• TASK DESCRIPTION:
Copy each line that contains the word "Thiện".

• RAW RECORDS:
%%
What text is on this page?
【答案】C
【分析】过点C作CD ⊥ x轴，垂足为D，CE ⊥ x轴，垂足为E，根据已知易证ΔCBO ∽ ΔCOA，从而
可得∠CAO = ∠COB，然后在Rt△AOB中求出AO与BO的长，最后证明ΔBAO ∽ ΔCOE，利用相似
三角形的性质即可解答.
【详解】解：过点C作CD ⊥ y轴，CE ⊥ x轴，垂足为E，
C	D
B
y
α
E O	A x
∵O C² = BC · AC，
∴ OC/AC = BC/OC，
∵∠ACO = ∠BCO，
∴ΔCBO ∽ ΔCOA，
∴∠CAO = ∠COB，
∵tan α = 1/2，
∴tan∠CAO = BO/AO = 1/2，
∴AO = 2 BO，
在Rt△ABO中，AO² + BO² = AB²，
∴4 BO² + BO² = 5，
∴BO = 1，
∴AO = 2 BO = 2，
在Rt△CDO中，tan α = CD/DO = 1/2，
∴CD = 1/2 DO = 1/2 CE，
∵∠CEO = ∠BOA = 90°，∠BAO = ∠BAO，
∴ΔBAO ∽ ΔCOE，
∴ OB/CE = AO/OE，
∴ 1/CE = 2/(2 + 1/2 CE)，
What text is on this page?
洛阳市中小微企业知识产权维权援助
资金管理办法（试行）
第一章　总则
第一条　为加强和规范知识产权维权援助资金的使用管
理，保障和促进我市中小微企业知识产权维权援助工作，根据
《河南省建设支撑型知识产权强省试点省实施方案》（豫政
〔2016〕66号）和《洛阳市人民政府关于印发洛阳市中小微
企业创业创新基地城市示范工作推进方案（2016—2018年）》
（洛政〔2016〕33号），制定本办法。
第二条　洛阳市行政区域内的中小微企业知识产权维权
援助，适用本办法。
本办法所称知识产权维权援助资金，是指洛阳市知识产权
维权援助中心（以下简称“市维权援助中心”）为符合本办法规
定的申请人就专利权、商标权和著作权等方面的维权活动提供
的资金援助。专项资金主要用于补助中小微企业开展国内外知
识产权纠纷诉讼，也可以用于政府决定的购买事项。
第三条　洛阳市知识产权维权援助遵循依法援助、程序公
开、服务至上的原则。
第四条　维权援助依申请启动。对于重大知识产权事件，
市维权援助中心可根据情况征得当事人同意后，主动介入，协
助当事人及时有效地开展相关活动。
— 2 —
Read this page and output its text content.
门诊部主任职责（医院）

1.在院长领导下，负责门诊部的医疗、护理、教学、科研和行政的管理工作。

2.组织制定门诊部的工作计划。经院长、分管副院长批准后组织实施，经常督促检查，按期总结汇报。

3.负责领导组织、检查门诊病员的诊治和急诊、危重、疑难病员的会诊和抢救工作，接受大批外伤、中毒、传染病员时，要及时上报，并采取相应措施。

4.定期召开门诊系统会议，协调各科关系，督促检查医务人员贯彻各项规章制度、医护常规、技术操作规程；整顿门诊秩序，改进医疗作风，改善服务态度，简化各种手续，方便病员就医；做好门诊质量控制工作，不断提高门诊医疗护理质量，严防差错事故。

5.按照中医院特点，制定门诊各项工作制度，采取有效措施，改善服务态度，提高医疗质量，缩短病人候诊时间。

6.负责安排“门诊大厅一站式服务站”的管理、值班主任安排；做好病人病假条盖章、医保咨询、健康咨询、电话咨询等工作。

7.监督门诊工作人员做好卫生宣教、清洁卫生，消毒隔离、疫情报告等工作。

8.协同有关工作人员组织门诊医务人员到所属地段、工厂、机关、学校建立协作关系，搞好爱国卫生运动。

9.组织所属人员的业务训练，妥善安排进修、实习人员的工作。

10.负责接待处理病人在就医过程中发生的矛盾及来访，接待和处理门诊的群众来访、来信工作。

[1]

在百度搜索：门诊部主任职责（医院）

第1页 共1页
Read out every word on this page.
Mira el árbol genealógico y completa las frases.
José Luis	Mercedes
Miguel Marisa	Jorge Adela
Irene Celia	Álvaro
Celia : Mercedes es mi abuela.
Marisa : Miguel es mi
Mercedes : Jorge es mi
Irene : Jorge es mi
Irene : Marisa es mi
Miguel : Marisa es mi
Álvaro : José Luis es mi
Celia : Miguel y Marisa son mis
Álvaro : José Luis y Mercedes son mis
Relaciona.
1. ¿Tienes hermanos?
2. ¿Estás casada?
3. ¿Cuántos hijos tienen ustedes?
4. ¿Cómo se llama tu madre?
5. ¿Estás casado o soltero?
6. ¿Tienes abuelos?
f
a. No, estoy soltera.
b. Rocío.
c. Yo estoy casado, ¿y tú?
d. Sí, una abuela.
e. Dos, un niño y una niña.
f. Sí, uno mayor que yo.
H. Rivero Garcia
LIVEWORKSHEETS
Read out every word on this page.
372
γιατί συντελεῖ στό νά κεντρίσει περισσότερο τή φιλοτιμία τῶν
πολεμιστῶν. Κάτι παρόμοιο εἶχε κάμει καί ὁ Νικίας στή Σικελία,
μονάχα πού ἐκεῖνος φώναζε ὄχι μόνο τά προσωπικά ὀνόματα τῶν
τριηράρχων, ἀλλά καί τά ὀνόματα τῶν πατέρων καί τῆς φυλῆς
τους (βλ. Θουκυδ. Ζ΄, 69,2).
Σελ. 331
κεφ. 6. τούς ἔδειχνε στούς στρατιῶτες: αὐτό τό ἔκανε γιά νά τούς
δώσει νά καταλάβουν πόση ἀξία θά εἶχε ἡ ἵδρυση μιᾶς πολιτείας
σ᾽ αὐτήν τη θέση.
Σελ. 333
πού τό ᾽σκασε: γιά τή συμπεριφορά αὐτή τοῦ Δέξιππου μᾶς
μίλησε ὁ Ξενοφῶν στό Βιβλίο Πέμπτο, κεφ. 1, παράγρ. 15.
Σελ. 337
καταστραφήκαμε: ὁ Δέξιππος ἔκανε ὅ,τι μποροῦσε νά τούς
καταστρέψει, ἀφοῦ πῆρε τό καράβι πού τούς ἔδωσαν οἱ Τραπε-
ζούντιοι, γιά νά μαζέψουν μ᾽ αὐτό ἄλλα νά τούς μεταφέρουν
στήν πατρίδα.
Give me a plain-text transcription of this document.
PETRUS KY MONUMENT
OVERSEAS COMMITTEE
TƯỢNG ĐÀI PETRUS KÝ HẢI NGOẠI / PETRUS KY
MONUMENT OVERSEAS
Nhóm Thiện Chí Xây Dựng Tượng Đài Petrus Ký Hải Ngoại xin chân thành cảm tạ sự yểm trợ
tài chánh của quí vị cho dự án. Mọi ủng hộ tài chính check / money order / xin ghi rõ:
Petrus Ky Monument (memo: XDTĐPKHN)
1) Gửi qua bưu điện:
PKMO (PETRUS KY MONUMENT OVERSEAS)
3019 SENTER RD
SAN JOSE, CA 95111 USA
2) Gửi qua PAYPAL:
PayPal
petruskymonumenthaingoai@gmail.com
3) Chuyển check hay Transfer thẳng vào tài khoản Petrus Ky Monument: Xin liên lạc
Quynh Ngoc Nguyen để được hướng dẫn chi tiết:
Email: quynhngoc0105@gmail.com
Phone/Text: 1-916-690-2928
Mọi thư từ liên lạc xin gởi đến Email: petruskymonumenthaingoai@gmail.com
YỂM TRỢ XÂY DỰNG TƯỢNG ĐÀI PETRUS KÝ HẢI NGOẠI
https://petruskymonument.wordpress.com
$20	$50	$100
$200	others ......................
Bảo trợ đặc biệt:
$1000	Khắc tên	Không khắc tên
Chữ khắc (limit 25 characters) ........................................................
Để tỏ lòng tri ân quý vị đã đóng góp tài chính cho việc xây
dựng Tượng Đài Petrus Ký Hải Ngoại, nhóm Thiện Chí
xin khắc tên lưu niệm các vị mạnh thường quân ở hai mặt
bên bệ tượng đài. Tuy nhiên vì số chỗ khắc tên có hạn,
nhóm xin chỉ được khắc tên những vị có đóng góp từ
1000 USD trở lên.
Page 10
%%
• SOLUTION TO THE EXERCISE:
Nhóm Thiện Chí Xây Dựng Tượng Đài Petrus Ký Hải Ngoại xin chân thành cảm tạ sự yểm trợ
dựng Tượng Đài Petrus Ký Hải Ngoại, nhóm Thiện Chí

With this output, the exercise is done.